Element box listing:

++++++++++

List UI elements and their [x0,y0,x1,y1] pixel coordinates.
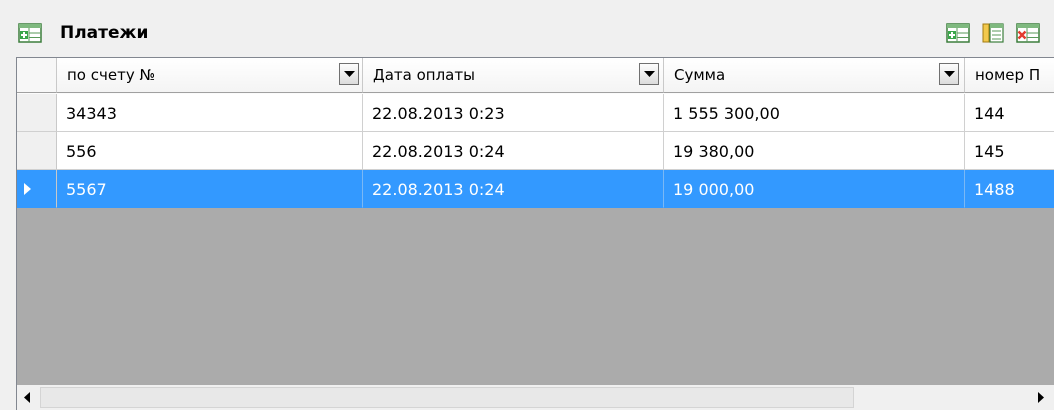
panel-title: Платежи [60,23,149,43]
cell-invoice[interactable]: 34343 [57,94,363,132]
columns-button[interactable] [981,21,1005,45]
scroll-right-button[interactable] [1029,385,1051,410]
cell-payment-date[interactable]: 22.08.2013 0:24 [363,132,664,170]
row-selector-header [17,58,57,93]
cell-text: 144 [974,104,1005,123]
add-record-icon [946,23,970,43]
chevron-down-icon [644,71,655,77]
cell-payment-date[interactable]: 22.08.2013 0:24 [363,170,664,208]
grid-header: по счету № Дата оплаты Сумма номер П [17,58,1054,94]
horizontal-scrollbar[interactable] [17,385,1054,410]
filter-dropdown-button[interactable] [939,63,959,85]
add-record-icon [18,23,42,43]
filter-dropdown-button[interactable] [339,63,359,85]
column-header-invoice[interactable]: по счету № [57,58,363,93]
cell-text: 1 555 300,00 [673,104,780,123]
row-selector[interactable] [17,132,57,170]
cell-text: 5567 [66,180,107,199]
row-pointer-icon [24,183,31,195]
chevron-down-icon [944,71,955,77]
cell-text: 22.08.2013 0:24 [372,180,505,199]
cell-payment-date[interactable]: 22.08.2013 0:23 [363,94,664,132]
cell-amount[interactable]: 19 000,00 [664,170,965,208]
cell-text: 145 [974,142,1005,161]
scrollbar-thumb[interactable] [40,387,854,408]
cell-text: 22.08.2013 0:23 [372,104,505,123]
cell-text: 19 000,00 [673,180,755,199]
delete-record-button[interactable] [1016,21,1040,45]
cell-text: 19 380,00 [673,142,755,161]
table-row-selected[interactable]: 5567 22.08.2013 0:24 19 000,00 1488 [17,170,1054,208]
column-header-label: по счету № [67,66,156,84]
chevron-down-icon [344,71,355,77]
filter-dropdown-button[interactable] [639,63,659,85]
column-header-amount[interactable]: Сумма [664,58,965,93]
cell-text: 34343 [66,104,117,123]
cell-number[interactable]: 1488 [965,170,1054,208]
cell-text: 556 [66,142,97,161]
row-selector[interactable] [17,170,57,208]
cell-text: 22.08.2013 0:24 [372,142,505,161]
scroll-left-button[interactable] [17,385,39,410]
column-header-number[interactable]: номер П [965,58,1054,93]
column-header-label: номер П [975,66,1041,84]
column-header-label: Дата оплаты [373,66,475,84]
cell-number[interactable]: 144 [965,94,1054,132]
table-row[interactable]: 34343 22.08.2013 0:23 1 555 300,00 144 [17,94,1054,132]
scroll-left-icon [24,392,30,403]
delete-record-icon [1016,23,1040,43]
cell-amount[interactable]: 1 555 300,00 [664,94,965,132]
add-record-button[interactable] [946,21,970,45]
cell-number[interactable]: 145 [965,132,1054,170]
row-selector[interactable] [17,94,57,132]
scroll-right-icon [1038,392,1044,403]
cell-amount[interactable]: 19 380,00 [664,132,965,170]
panel-header: Платежи [0,0,1054,57]
column-header-payment-date[interactable]: Дата оплаты [363,58,664,93]
column-header-label: Сумма [674,66,726,84]
cell-invoice[interactable]: 5567 [57,170,363,208]
columns-icon [982,23,1004,43]
cell-text: 1488 [974,180,1015,199]
payments-grid[interactable]: по счету № Дата оплаты Сумма номер П 343… [16,57,1054,410]
table-row[interactable]: 556 22.08.2013 0:24 19 380,00 145 [17,132,1054,170]
cell-invoice[interactable]: 556 [57,132,363,170]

++++++++++

Set task: Copy every line of the listing above word for word, leaving out the picture line.

Solution:
List UI elements and their [x0,y0,x1,y1] pixel coordinates.
panel-title: Платежи [60,23,149,43]
cell-invoice[interactable]: 34343 [57,94,363,132]
columns-button[interactable] [981,21,1005,45]
scroll-right-button[interactable] [1029,385,1051,410]
cell-payment-date[interactable]: 22.08.2013 0:24 [363,132,664,170]
row-selector-header [17,58,57,93]
cell-text: 144 [974,104,1005,123]
add-record-icon [946,23,970,43]
chevron-down-icon [644,71,655,77]
cell-payment-date[interactable]: 22.08.2013 0:24 [363,170,664,208]
grid-header: по счету № Дата оплаты Сумма номер П [17,58,1054,94]
horizontal-scrollbar[interactable] [17,385,1054,410]
filter-dropdown-button[interactable] [939,63,959,85]
add-record-icon [18,23,42,43]
filter-dropdown-button[interactable] [339,63,359,85]
column-header-invoice[interactable]: по счету № [57,58,363,93]
cell-text: 1 555 300,00 [673,104,780,123]
row-selector[interactable] [17,132,57,170]
cell-text: 5567 [66,180,107,199]
row-pointer-icon [24,183,31,195]
chevron-down-icon [944,71,955,77]
cell-text: 22.08.2013 0:24 [372,180,505,199]
cell-payment-date[interactable]: 22.08.2013 0:23 [363,94,664,132]
cell-amount[interactable]: 19 000,00 [664,170,965,208]
cell-text: 145 [974,142,1005,161]
scrollbar-thumb[interactable] [40,387,854,408]
cell-text: 22.08.2013 0:23 [372,104,505,123]
cell-text: 19 000,00 [673,180,755,199]
delete-record-button[interactable] [1016,21,1040,45]
cell-text: 19 380,00 [673,142,755,161]
table-row-selected[interactable]: 5567 22.08.2013 0:24 19 000,00 1488 [17,170,1054,208]
column-header-label: по счету № [67,66,156,84]
chevron-down-icon [344,71,355,77]
filter-dropdown-button[interactable] [639,63,659,85]
column-header-amount[interactable]: Сумма [664,58,965,93]
cell-text: 34343 [66,104,117,123]
cell-number[interactable]: 1488 [965,170,1054,208]
cell-text: 556 [66,142,97,161]
row-selector[interactable] [17,170,57,208]
cell-text: 22.08.2013 0:24 [372,142,505,161]
scroll-left-button[interactable] [17,385,39,410]
column-header-number[interactable]: номер П [965,58,1054,93]
column-header-label: номер П [975,66,1041,84]
column-header-label: Дата оплаты [373,66,475,84]
cell-number[interactable]: 144 [965,94,1054,132]
table-row[interactable]: 34343 22.08.2013 0:23 1 555 300,00 144 [17,94,1054,132]
scroll-left-icon [24,392,30,403]
delete-record-icon [1016,23,1040,43]
cell-amount[interactable]: 1 555 300,00 [664,94,965,132]
add-record-button[interactable] [946,21,970,45]
cell-number[interactable]: 145 [965,132,1054,170]
row-selector[interactable] [17,94,57,132]
scroll-right-icon [1038,392,1044,403]
cell-amount[interactable]: 19 380,00 [664,132,965,170]
panel-header: Платежи [0,0,1054,57]
column-header-payment-date[interactable]: Дата оплаты [363,58,664,93]
column-header-label: Сумма [674,66,726,84]
cell-invoice[interactable]: 5567 [57,170,363,208]
columns-icon [982,23,1004,43]
cell-text: 1488 [974,180,1015,199]
payments-grid[interactable]: по счету № Дата оплаты Сумма номер П 343… [16,57,1054,410]
table-row[interactable]: 556 22.08.2013 0:24 19 380,00 145 [17,132,1054,170]
cell-invoice[interactable]: 556 [57,132,363,170]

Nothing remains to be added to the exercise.